▸ **Problem details**: Set down every entry word for word. Omit the pictures.

[Figure contents as structured data]
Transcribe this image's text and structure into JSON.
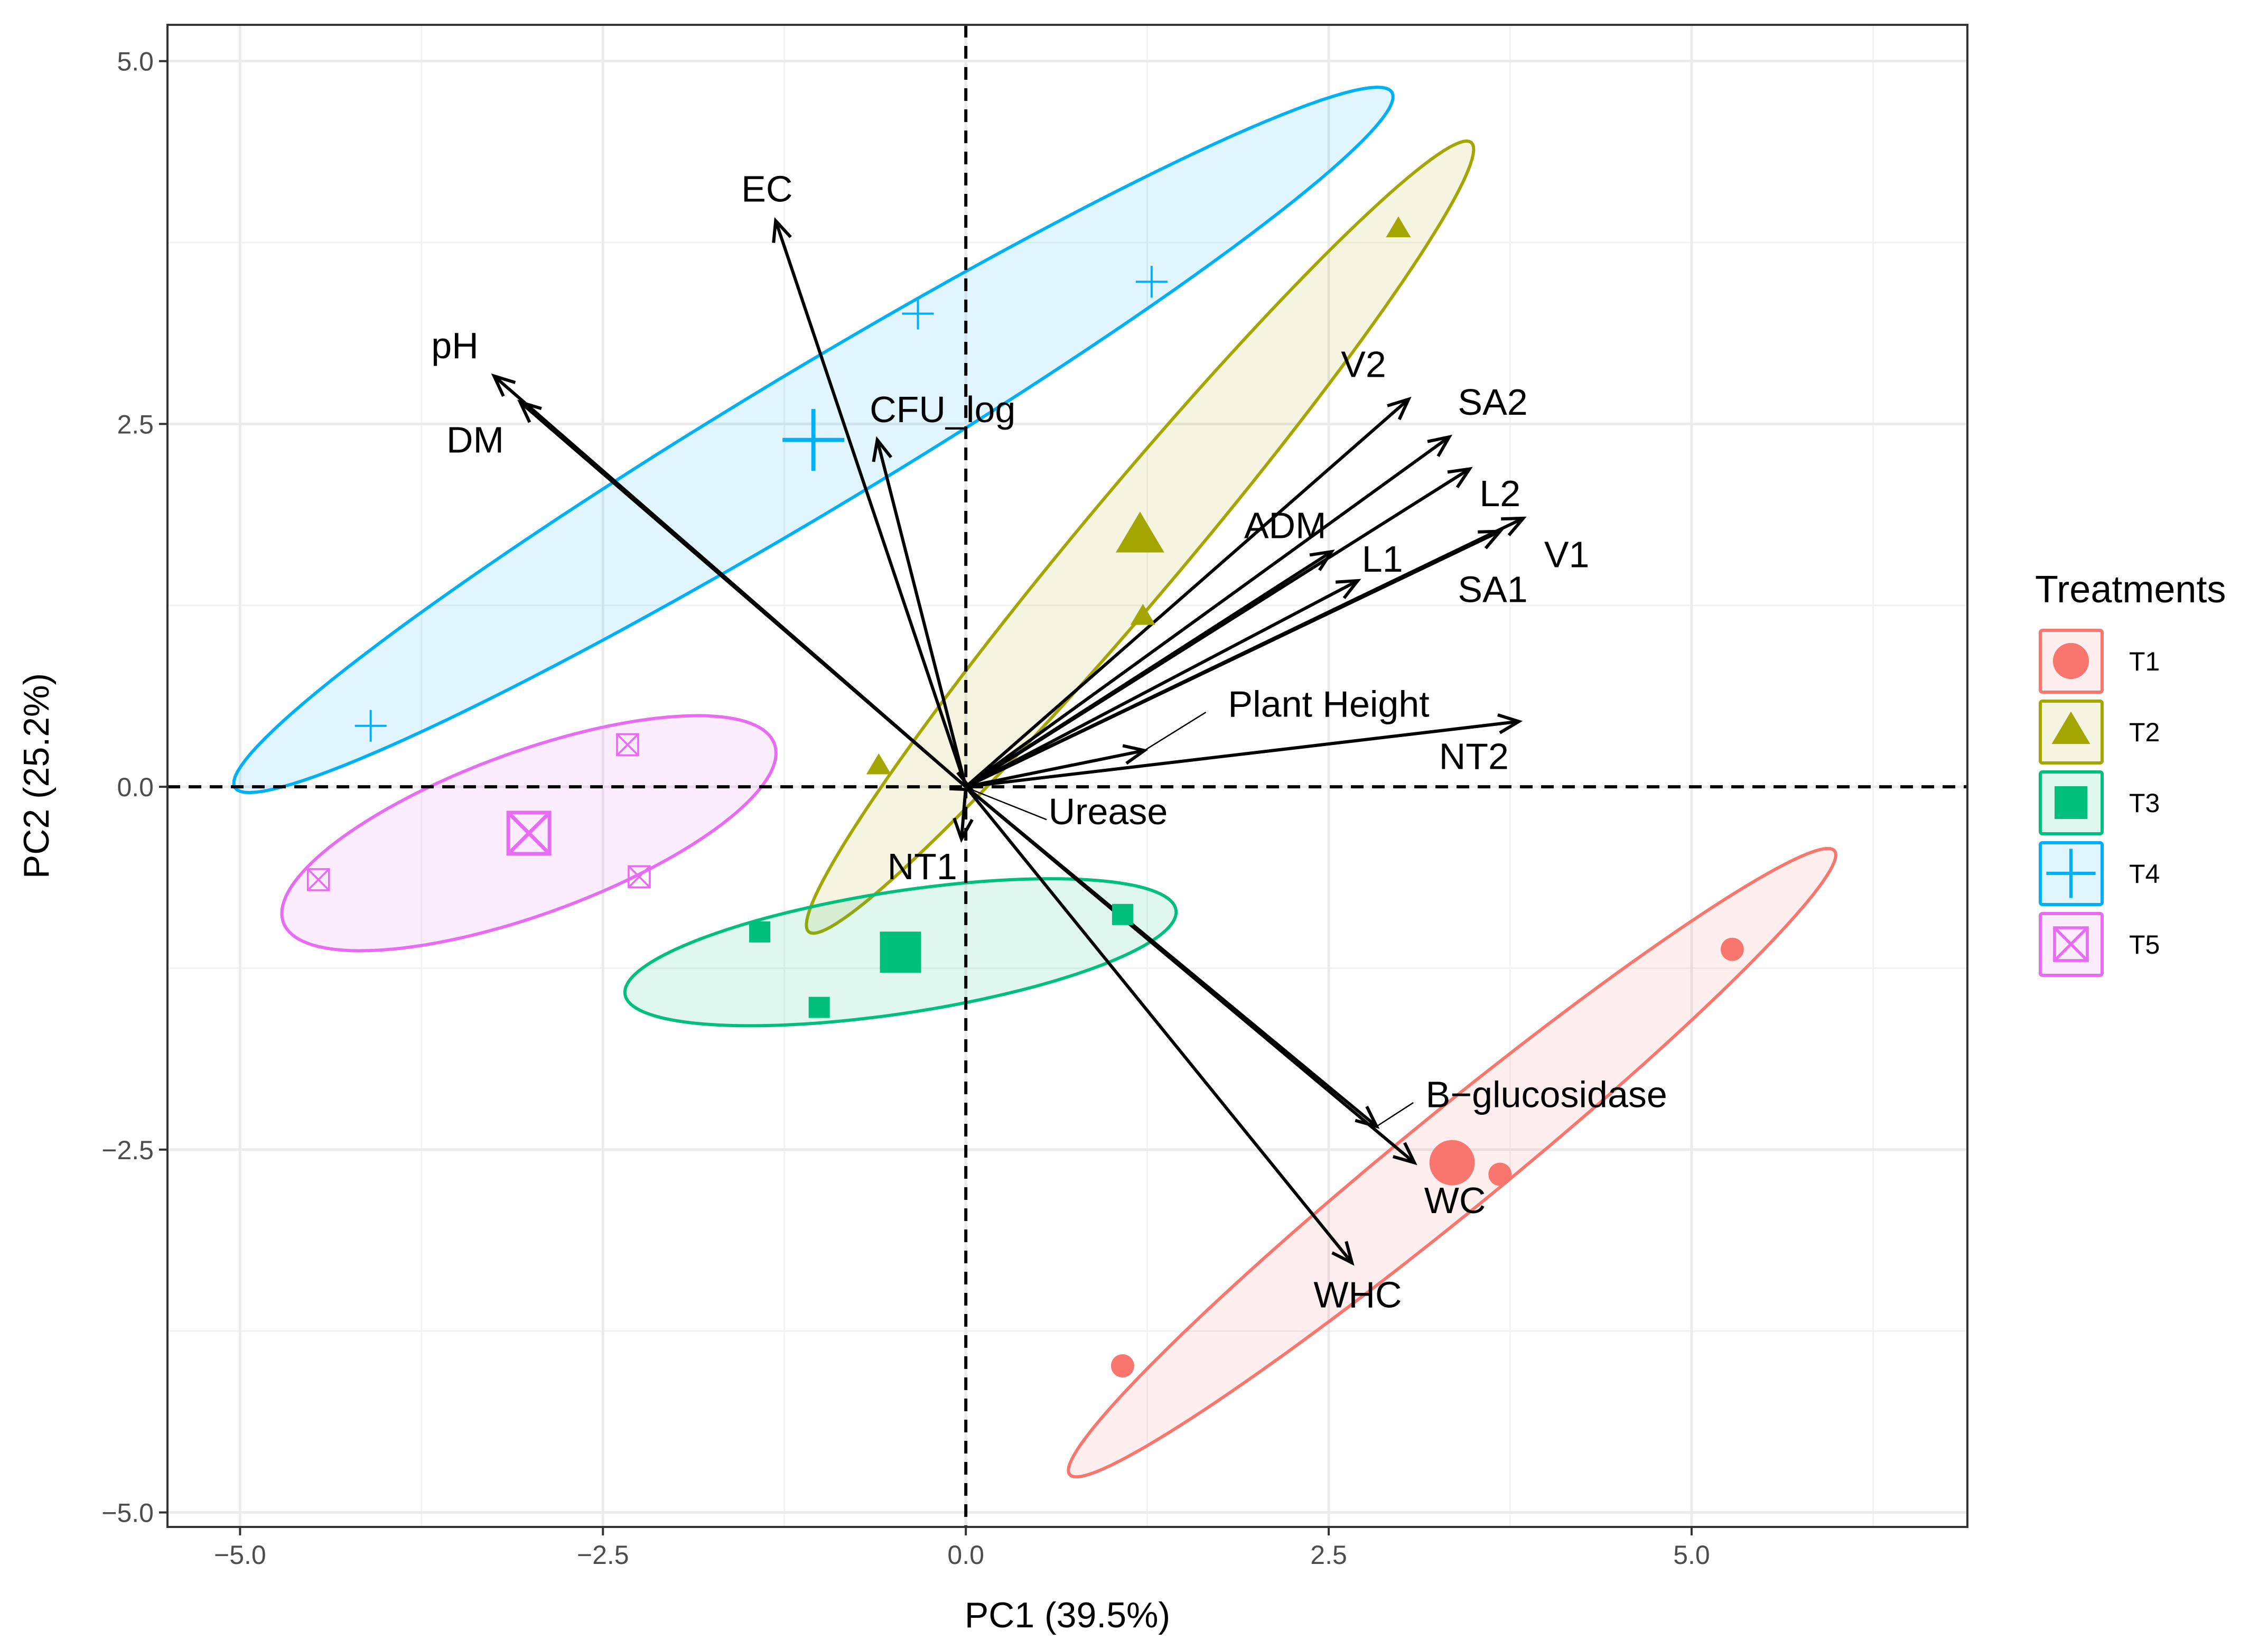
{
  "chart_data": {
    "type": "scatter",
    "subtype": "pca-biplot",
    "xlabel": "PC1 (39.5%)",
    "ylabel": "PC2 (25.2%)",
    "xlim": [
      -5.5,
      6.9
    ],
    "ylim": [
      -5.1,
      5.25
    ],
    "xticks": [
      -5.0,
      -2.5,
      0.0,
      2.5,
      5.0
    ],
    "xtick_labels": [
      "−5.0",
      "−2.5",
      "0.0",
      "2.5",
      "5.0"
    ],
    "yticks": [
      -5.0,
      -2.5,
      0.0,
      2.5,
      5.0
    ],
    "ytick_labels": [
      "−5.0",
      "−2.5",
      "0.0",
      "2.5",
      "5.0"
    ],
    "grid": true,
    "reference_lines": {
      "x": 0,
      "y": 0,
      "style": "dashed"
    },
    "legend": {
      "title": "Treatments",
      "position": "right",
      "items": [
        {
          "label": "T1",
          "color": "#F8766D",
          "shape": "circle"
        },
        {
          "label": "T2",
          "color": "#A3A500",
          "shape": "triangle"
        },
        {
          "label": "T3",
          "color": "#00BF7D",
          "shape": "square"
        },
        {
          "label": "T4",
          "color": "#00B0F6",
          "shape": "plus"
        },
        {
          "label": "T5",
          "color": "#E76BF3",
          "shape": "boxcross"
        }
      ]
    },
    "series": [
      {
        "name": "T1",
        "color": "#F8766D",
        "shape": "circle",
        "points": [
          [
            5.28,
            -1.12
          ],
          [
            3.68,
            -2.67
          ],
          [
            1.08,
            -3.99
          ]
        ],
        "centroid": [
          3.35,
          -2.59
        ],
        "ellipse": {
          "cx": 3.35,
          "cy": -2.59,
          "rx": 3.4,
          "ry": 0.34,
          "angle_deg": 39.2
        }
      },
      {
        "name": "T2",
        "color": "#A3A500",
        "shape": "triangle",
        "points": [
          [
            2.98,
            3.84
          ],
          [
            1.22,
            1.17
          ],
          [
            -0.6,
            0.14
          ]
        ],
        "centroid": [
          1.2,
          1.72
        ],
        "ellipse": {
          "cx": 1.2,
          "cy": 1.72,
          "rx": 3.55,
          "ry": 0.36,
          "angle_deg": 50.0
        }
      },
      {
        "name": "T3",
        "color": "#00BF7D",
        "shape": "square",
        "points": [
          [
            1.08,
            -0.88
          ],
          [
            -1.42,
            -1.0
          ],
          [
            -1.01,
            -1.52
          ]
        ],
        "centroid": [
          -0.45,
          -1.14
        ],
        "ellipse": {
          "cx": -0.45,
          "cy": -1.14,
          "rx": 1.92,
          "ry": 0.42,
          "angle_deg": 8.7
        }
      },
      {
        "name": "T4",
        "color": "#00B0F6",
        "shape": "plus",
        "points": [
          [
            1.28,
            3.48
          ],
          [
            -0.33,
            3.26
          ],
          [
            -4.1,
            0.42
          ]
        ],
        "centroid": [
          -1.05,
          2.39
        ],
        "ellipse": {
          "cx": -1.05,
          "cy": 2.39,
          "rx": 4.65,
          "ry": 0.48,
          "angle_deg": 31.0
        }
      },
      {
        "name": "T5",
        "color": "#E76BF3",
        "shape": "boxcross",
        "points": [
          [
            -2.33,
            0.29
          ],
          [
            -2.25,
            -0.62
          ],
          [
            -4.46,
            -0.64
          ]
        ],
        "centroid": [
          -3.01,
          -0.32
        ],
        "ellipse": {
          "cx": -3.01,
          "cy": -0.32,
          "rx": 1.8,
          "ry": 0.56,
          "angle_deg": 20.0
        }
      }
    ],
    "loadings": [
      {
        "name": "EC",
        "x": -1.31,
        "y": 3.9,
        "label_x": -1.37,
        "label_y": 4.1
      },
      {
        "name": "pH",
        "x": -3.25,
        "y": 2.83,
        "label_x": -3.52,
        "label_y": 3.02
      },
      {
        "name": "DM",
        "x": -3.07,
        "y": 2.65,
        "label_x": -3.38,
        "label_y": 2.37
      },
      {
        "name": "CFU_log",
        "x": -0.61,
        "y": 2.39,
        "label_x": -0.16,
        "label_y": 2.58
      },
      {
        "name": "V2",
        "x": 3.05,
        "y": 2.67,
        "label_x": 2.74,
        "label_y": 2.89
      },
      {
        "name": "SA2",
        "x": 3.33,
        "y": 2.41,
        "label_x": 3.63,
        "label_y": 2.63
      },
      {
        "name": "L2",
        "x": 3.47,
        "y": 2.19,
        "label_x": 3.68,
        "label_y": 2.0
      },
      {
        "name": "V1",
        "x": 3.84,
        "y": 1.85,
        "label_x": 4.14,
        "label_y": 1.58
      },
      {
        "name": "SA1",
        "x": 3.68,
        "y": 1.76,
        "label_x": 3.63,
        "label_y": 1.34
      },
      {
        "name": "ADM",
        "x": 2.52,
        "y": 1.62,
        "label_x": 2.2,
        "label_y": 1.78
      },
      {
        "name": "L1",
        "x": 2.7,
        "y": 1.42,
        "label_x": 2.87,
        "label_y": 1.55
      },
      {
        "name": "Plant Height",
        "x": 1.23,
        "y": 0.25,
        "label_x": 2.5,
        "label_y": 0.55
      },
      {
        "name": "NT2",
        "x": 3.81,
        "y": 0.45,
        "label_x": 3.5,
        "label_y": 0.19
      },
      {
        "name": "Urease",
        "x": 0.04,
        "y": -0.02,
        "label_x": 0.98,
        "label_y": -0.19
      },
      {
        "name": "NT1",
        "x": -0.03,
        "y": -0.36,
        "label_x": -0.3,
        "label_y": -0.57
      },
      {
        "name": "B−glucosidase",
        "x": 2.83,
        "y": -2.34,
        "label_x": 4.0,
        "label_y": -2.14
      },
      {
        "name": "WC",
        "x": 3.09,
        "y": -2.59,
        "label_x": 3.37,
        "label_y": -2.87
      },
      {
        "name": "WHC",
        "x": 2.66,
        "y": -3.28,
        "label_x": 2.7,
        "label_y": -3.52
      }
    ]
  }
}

▸ **Response to this exercise**:
Transcribe this image's text and structure into JSON.
{
  "chart_data": {
    "type": "scatter",
    "subtype": "pca-biplot",
    "xlabel": "PC1 (39.5%)",
    "ylabel": "PC2 (25.2%)",
    "xlim": [
      -5.5,
      6.9
    ],
    "ylim": [
      -5.1,
      5.25
    ],
    "xticks": [
      -5.0,
      -2.5,
      0.0,
      2.5,
      5.0
    ],
    "xtick_labels": [
      "−5.0",
      "−2.5",
      "0.0",
      "2.5",
      "5.0"
    ],
    "yticks": [
      -5.0,
      -2.5,
      0.0,
      2.5,
      5.0
    ],
    "ytick_labels": [
      "−5.0",
      "−2.5",
      "0.0",
      "2.5",
      "5.0"
    ],
    "grid": true,
    "reference_lines": {
      "x": 0,
      "y": 0,
      "style": "dashed"
    },
    "legend": {
      "title": "Treatments",
      "position": "right",
      "items": [
        {
          "label": "T1",
          "color": "#F8766D",
          "shape": "circle"
        },
        {
          "label": "T2",
          "color": "#A3A500",
          "shape": "triangle"
        },
        {
          "label": "T3",
          "color": "#00BF7D",
          "shape": "square"
        },
        {
          "label": "T4",
          "color": "#00B0F6",
          "shape": "plus"
        },
        {
          "label": "T5",
          "color": "#E76BF3",
          "shape": "boxcross"
        }
      ]
    },
    "series": [
      {
        "name": "T1",
        "color": "#F8766D",
        "shape": "circle",
        "points": [
          [
            5.28,
            -1.12
          ],
          [
            3.68,
            -2.67
          ],
          [
            1.08,
            -3.99
          ]
        ],
        "centroid": [
          3.35,
          -2.59
        ],
        "ellipse": {
          "cx": 3.35,
          "cy": -2.59,
          "rx": 3.4,
          "ry": 0.34,
          "angle_deg": 39.2
        }
      },
      {
        "name": "T2",
        "color": "#A3A500",
        "shape": "triangle",
        "points": [
          [
            2.98,
            3.84
          ],
          [
            1.22,
            1.17
          ],
          [
            -0.6,
            0.14
          ]
        ],
        "centroid": [
          1.2,
          1.72
        ],
        "ellipse": {
          "cx": 1.2,
          "cy": 1.72,
          "rx": 3.55,
          "ry": 0.36,
          "angle_deg": 50.0
        }
      },
      {
        "name": "T3",
        "color": "#00BF7D",
        "shape": "square",
        "points": [
          [
            1.08,
            -0.88
          ],
          [
            -1.42,
            -1.0
          ],
          [
            -1.01,
            -1.52
          ]
        ],
        "centroid": [
          -0.45,
          -1.14
        ],
        "ellipse": {
          "cx": -0.45,
          "cy": -1.14,
          "rx": 1.92,
          "ry": 0.42,
          "angle_deg": 8.7
        }
      },
      {
        "name": "T4",
        "color": "#00B0F6",
        "shape": "plus",
        "points": [
          [
            1.28,
            3.48
          ],
          [
            -0.33,
            3.26
          ],
          [
            -4.1,
            0.42
          ]
        ],
        "centroid": [
          -1.05,
          2.39
        ],
        "ellipse": {
          "cx": -1.05,
          "cy": 2.39,
          "rx": 4.65,
          "ry": 0.48,
          "angle_deg": 31.0
        }
      },
      {
        "name": "T5",
        "color": "#E76BF3",
        "shape": "boxcross",
        "points": [
          [
            -2.33,
            0.29
          ],
          [
            -2.25,
            -0.62
          ],
          [
            -4.46,
            -0.64
          ]
        ],
        "centroid": [
          -3.01,
          -0.32
        ],
        "ellipse": {
          "cx": -3.01,
          "cy": -0.32,
          "rx": 1.8,
          "ry": 0.56,
          "angle_deg": 20.0
        }
      }
    ],
    "loadings": [
      {
        "name": "EC",
        "x": -1.31,
        "y": 3.9,
        "label_x": -1.37,
        "label_y": 4.1
      },
      {
        "name": "pH",
        "x": -3.25,
        "y": 2.83,
        "label_x": -3.52,
        "label_y": 3.02
      },
      {
        "name": "DM",
        "x": -3.07,
        "y": 2.65,
        "label_x": -3.38,
        "label_y": 2.37
      },
      {
        "name": "CFU_log",
        "x": -0.61,
        "y": 2.39,
        "label_x": -0.16,
        "label_y": 2.58
      },
      {
        "name": "V2",
        "x": 3.05,
        "y": 2.67,
        "label_x": 2.74,
        "label_y": 2.89
      },
      {
        "name": "SA2",
        "x": 3.33,
        "y": 2.41,
        "label_x": 3.63,
        "label_y": 2.63
      },
      {
        "name": "L2",
        "x": 3.47,
        "y": 2.19,
        "label_x": 3.68,
        "label_y": 2.0
      },
      {
        "name": "V1",
        "x": 3.84,
        "y": 1.85,
        "label_x": 4.14,
        "label_y": 1.58
      },
      {
        "name": "SA1",
        "x": 3.68,
        "y": 1.76,
        "label_x": 3.63,
        "label_y": 1.34
      },
      {
        "name": "ADM",
        "x": 2.52,
        "y": 1.62,
        "label_x": 2.2,
        "label_y": 1.78
      },
      {
        "name": "L1",
        "x": 2.7,
        "y": 1.42,
        "label_x": 2.87,
        "label_y": 1.55
      },
      {
        "name": "Plant Height",
        "x": 1.23,
        "y": 0.25,
        "label_x": 2.5,
        "label_y": 0.55
      },
      {
        "name": "NT2",
        "x": 3.81,
        "y": 0.45,
        "label_x": 3.5,
        "label_y": 0.19
      },
      {
        "name": "Urease",
        "x": 0.04,
        "y": -0.02,
        "label_x": 0.98,
        "label_y": -0.19
      },
      {
        "name": "NT1",
        "x": -0.03,
        "y": -0.36,
        "label_x": -0.3,
        "label_y": -0.57
      },
      {
        "name": "B−glucosidase",
        "x": 2.83,
        "y": -2.34,
        "label_x": 4.0,
        "label_y": -2.14
      },
      {
        "name": "WC",
        "x": 3.09,
        "y": -2.59,
        "label_x": 3.37,
        "label_y": -2.87
      },
      {
        "name": "WHC",
        "x": 2.66,
        "y": -3.28,
        "label_x": 2.7,
        "label_y": -3.52
      }
    ]
  }
}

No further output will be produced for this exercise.